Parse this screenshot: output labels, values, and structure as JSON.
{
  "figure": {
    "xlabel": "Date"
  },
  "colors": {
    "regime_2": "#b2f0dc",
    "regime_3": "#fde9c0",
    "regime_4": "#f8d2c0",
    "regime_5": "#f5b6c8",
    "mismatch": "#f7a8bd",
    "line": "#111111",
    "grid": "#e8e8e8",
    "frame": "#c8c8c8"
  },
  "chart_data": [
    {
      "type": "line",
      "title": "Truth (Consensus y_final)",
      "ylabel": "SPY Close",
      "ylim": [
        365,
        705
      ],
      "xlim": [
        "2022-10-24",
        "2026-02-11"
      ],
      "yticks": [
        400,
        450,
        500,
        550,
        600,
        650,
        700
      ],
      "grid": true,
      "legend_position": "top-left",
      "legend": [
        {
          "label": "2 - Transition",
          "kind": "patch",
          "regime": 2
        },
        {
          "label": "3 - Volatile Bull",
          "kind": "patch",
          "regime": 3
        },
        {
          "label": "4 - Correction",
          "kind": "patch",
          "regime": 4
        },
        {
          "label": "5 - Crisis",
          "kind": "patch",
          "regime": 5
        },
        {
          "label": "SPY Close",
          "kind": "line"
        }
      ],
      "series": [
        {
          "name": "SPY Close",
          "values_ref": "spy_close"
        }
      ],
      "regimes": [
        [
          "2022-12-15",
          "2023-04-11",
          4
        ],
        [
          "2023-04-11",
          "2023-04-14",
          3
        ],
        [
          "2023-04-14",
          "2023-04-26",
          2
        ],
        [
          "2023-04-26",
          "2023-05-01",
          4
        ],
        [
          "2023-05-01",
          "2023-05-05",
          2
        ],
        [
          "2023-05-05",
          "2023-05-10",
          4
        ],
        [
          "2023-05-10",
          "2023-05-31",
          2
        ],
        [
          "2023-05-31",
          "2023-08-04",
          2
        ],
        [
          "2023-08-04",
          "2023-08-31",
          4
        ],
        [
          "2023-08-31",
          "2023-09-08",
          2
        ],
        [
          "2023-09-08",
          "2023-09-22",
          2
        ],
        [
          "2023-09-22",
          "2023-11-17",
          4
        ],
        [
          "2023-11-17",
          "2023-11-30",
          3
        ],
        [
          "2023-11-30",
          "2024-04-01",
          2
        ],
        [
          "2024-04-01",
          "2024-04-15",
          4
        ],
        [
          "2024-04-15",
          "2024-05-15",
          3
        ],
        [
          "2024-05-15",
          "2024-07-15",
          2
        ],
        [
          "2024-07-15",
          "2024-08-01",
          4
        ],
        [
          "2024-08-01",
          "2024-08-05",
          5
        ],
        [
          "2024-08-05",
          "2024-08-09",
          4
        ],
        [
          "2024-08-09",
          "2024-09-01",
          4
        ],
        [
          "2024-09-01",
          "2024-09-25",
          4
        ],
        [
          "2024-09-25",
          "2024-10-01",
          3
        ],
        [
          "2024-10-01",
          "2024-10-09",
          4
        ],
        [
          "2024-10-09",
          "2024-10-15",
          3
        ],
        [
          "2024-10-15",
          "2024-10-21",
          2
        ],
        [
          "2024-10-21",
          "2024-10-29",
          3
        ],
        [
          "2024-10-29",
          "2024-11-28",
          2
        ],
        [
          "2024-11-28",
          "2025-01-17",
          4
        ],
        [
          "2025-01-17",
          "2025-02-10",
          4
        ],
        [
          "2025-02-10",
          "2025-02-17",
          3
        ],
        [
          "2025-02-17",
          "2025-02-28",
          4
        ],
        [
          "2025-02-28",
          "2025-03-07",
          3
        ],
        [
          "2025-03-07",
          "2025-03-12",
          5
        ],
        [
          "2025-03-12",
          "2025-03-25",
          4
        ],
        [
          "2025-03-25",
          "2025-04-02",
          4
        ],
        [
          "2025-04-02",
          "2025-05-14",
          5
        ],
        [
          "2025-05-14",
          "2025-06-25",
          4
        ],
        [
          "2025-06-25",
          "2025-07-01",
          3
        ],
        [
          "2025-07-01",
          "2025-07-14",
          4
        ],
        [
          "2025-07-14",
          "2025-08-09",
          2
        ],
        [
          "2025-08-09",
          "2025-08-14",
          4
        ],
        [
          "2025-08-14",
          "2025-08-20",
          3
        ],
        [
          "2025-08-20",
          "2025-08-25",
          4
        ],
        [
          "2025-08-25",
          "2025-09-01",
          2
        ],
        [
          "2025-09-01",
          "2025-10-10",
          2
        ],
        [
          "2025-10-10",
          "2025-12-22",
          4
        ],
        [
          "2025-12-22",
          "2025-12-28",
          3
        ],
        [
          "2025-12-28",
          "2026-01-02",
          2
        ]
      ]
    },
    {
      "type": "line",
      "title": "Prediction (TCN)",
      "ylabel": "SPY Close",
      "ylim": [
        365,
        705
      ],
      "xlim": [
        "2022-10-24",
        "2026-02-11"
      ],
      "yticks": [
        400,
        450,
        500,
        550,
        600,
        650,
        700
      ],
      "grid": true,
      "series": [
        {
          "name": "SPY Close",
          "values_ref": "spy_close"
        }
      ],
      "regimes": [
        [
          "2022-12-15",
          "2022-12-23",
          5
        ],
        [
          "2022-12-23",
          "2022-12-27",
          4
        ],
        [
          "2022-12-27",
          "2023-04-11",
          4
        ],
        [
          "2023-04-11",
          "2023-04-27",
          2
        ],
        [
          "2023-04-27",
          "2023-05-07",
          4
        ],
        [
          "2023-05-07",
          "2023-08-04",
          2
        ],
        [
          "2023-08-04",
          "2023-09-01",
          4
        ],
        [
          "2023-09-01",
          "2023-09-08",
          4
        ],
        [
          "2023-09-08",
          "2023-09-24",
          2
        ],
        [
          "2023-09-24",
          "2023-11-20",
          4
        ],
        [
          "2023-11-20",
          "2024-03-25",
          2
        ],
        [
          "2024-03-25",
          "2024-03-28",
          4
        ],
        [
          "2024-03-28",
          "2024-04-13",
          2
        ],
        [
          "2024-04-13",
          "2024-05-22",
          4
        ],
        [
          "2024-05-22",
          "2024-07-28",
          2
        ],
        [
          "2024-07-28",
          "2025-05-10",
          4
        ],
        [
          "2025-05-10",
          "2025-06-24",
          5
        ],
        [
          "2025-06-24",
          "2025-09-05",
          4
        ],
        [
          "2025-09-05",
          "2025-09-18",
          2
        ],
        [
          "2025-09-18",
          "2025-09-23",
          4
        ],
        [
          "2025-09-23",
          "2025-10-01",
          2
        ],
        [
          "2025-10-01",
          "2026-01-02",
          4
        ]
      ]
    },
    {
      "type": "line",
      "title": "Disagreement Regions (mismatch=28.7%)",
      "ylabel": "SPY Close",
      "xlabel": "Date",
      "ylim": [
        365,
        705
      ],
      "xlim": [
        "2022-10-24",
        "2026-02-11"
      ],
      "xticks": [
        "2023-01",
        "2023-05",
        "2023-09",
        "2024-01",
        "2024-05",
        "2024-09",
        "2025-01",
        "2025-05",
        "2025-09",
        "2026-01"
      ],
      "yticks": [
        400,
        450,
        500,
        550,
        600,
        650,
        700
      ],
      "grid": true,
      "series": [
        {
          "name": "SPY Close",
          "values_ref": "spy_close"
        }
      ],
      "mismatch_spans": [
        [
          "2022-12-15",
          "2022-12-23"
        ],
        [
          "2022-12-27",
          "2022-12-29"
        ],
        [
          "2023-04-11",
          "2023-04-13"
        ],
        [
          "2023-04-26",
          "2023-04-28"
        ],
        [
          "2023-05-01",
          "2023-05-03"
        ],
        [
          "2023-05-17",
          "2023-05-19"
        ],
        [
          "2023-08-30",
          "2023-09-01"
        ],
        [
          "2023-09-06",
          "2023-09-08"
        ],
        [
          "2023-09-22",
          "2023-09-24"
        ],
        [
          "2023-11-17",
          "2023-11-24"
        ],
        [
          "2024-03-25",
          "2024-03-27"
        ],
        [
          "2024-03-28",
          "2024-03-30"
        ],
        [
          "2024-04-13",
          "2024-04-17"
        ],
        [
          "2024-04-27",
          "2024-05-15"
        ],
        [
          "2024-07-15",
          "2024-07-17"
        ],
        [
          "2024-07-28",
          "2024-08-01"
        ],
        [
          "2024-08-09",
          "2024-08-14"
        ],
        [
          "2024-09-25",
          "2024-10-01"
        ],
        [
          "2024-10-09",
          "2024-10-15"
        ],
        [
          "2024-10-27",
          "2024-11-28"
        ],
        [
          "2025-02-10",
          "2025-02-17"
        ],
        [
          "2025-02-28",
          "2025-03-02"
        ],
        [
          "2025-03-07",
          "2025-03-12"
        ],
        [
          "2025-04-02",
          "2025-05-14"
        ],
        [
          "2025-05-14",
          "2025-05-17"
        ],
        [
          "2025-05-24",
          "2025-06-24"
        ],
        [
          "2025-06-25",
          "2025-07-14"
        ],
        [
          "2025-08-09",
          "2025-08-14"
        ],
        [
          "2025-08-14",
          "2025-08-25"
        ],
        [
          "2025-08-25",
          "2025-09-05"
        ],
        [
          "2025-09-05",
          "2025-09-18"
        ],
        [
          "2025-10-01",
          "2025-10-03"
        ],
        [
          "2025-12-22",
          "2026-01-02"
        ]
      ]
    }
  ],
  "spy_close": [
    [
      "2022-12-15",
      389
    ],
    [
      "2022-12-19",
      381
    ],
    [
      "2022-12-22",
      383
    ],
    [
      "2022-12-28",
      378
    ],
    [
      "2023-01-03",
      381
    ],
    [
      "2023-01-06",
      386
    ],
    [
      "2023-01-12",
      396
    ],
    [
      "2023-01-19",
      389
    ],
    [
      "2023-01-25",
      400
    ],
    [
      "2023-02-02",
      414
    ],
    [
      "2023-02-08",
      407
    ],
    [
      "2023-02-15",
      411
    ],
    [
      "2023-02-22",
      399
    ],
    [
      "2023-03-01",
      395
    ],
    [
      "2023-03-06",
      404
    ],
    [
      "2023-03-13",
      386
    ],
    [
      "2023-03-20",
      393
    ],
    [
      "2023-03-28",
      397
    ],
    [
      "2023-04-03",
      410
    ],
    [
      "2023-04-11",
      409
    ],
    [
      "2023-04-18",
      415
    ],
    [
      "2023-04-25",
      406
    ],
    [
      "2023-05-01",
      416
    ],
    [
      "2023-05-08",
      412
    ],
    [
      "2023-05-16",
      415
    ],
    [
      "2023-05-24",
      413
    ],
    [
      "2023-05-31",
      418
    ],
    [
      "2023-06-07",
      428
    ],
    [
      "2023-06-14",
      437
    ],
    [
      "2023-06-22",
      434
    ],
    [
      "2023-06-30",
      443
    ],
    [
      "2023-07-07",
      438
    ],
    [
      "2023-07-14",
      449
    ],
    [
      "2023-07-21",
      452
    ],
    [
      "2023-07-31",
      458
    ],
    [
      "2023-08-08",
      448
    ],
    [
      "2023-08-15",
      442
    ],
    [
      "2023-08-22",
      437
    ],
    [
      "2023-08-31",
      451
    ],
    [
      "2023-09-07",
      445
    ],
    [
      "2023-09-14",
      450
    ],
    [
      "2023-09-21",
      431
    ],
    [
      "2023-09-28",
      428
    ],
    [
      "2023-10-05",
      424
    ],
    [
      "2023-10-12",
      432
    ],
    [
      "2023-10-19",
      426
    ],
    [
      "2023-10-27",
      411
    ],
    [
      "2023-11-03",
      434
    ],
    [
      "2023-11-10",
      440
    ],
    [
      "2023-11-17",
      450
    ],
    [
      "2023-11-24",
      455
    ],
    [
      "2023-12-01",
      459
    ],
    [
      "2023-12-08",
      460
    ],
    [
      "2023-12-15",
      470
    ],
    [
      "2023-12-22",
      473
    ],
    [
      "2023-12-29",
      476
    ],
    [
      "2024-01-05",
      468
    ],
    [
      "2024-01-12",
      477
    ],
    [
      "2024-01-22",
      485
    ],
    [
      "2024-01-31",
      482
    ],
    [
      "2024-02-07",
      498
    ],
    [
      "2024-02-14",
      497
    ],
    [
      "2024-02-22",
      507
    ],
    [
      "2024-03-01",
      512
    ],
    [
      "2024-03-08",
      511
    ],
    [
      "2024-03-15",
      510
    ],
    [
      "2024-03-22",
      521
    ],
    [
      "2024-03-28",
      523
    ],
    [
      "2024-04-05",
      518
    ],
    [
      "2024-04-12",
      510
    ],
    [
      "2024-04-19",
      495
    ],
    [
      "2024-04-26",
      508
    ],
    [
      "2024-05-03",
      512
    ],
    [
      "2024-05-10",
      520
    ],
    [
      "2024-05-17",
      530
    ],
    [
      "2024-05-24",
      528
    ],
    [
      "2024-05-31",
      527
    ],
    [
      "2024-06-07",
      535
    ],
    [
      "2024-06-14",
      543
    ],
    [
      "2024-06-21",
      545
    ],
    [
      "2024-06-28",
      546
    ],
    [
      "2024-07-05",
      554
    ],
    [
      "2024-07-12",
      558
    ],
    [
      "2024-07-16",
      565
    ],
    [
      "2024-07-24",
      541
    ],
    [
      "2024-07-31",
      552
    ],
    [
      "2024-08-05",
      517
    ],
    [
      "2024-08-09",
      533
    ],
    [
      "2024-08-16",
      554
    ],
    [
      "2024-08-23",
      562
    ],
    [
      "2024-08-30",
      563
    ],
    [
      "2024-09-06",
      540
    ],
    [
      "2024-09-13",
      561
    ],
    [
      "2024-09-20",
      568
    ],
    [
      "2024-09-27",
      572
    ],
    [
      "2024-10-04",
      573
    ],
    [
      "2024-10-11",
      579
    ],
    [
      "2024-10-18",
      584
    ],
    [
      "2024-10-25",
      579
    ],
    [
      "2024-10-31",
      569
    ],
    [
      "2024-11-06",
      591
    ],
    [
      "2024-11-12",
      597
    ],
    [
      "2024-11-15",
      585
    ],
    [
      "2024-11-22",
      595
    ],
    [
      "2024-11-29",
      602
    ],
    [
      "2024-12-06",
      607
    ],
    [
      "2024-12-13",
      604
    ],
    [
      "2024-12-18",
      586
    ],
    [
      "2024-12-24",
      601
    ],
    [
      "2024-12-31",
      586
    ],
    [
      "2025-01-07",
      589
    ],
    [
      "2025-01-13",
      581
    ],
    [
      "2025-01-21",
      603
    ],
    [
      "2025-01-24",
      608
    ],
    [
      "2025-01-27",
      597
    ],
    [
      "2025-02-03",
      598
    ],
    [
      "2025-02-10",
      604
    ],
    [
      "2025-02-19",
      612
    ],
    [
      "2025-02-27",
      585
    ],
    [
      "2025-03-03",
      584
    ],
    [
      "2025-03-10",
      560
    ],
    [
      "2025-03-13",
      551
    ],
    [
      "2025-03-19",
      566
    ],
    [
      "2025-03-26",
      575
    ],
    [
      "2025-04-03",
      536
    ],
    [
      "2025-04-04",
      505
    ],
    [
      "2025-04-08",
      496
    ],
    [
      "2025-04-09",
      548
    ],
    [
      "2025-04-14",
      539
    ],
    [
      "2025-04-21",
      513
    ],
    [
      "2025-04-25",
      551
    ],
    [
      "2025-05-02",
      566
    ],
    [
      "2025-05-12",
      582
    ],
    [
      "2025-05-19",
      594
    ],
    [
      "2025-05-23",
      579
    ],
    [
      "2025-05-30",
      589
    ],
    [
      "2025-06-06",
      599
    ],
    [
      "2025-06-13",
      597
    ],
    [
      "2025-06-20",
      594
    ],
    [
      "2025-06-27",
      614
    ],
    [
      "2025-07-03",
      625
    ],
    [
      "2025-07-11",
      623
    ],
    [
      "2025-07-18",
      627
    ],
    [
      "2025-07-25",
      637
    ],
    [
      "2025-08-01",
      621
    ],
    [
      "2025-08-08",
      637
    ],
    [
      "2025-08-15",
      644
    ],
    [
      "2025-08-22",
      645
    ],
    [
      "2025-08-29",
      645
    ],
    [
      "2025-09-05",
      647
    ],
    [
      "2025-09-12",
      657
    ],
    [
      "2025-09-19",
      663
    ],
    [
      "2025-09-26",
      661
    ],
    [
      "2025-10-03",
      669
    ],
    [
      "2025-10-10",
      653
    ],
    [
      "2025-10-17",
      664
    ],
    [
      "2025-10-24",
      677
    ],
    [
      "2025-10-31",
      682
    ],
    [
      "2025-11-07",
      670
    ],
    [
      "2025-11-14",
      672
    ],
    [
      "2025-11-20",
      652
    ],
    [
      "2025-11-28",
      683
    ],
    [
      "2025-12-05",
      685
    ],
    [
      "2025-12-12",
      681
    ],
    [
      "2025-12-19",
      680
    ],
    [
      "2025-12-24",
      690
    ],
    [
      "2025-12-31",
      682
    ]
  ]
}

## Short task
In the lines above, find each one with "title" and list it.

## Task result
      "title": "Truth (Consensus y_final)",
      "title": "Prediction (TCN)",
      "title": "Disagreement Regions (mismatch=28.7%)",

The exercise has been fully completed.